SET EXERCISE ->
Identify and copy all lines of the material where the string "subtitle" is found.

DATASET RECORDS ->
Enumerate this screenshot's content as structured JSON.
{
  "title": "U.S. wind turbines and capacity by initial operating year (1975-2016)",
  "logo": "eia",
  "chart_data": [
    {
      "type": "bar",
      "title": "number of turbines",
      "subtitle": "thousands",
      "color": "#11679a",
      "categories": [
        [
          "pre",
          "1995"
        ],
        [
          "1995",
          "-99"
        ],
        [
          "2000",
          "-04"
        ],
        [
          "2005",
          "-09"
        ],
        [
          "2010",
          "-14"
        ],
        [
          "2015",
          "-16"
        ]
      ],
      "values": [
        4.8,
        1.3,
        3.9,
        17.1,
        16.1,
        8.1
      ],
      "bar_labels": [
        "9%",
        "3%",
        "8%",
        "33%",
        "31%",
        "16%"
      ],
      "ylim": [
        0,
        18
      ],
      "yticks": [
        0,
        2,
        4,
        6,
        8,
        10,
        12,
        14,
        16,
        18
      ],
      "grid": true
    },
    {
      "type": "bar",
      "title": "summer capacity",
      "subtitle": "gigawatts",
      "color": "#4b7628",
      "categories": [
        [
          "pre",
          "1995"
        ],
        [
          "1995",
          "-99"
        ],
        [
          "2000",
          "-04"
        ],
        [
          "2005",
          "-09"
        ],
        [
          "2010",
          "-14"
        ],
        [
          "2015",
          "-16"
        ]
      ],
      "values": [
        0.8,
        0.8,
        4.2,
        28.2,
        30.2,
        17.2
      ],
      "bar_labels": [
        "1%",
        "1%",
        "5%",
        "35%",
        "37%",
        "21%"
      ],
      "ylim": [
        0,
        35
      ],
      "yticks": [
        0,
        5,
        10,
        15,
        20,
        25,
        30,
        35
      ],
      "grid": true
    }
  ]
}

OUTPUT FOR THIS EXERCISE ->
      "subtitle": "thousands",
      "subtitle": "gigawatts",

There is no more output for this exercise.